### Given data
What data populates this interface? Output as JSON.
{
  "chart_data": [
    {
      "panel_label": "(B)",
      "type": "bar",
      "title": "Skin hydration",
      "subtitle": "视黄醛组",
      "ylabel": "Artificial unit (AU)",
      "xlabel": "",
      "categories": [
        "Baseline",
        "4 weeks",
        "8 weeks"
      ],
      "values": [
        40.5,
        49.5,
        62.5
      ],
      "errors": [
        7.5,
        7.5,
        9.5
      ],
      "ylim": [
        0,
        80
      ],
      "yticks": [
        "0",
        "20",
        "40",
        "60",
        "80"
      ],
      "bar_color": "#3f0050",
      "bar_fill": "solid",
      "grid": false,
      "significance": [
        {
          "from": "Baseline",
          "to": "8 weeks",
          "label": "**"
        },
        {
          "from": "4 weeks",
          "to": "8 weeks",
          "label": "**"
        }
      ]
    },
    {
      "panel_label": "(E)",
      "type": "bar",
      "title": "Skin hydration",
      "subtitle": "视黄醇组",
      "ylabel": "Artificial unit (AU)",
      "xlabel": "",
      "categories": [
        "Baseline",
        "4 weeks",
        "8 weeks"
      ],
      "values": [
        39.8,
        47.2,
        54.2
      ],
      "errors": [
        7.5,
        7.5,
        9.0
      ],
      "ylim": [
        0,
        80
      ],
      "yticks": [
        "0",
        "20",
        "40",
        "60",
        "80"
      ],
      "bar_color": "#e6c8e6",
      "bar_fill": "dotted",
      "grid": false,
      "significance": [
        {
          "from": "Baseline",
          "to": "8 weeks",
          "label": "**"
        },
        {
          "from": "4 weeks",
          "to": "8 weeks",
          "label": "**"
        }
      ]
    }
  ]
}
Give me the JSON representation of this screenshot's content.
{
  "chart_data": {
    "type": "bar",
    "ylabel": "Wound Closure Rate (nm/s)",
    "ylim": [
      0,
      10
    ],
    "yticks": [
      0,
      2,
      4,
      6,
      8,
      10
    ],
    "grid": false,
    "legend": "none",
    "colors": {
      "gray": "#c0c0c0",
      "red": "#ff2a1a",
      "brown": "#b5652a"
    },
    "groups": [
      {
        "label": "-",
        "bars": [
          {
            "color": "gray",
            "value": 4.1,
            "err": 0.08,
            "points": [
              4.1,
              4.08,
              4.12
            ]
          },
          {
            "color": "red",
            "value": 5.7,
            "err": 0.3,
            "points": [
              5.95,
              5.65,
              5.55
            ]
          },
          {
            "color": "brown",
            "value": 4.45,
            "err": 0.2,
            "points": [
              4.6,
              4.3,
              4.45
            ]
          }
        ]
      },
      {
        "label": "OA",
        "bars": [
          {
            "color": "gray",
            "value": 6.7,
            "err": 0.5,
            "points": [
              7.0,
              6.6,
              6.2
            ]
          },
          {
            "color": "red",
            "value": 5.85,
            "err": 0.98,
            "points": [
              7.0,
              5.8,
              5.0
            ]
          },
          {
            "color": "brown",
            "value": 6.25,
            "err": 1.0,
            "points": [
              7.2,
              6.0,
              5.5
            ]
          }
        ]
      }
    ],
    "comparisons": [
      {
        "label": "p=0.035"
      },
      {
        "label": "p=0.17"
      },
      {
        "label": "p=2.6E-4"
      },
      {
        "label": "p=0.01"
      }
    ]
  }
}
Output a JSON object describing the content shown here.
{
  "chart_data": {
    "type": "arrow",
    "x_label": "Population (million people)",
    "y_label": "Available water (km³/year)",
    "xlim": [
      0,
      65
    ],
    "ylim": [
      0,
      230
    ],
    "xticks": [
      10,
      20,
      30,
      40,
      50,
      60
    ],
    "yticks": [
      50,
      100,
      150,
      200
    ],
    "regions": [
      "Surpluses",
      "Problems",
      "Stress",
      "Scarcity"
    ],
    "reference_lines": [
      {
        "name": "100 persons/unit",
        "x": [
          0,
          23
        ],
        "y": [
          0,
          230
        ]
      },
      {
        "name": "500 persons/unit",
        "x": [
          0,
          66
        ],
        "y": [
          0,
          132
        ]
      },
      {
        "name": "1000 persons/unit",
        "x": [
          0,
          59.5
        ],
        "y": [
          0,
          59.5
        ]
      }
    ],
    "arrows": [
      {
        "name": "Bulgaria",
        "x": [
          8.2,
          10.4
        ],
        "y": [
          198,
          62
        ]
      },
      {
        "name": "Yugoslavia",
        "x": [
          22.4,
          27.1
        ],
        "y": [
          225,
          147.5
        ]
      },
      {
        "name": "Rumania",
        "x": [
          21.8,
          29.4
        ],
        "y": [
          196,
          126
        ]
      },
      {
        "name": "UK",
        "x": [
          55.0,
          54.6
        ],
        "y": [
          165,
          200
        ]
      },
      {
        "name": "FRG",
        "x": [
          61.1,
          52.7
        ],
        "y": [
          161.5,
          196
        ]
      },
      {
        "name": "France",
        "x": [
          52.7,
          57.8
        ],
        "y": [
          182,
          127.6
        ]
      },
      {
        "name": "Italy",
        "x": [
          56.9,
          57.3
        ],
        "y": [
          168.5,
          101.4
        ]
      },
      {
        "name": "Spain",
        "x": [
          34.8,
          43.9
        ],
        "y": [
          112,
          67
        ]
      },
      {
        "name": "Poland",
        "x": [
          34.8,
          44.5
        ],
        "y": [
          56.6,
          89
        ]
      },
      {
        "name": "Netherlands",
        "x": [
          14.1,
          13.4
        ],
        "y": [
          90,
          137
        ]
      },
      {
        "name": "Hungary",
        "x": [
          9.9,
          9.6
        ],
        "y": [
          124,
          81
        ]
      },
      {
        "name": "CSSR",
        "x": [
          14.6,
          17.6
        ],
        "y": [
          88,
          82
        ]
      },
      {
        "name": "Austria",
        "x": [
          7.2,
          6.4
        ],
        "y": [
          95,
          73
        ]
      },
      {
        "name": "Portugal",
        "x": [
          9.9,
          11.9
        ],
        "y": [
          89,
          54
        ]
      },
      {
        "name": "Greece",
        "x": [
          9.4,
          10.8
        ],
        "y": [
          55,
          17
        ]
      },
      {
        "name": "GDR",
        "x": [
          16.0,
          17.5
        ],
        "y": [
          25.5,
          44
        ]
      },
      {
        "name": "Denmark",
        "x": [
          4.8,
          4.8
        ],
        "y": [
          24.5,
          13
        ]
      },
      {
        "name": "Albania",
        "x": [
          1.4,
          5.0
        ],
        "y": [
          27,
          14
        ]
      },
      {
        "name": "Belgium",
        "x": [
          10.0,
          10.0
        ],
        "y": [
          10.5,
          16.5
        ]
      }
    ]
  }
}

### Description of the task
Whichever lines contain the string "JSON", select and copy them.

### Problem solution
What data populates this interface? Output as JSON.
Give me the JSON representation of this screenshot's content.
Output a JSON object describing the content shown here.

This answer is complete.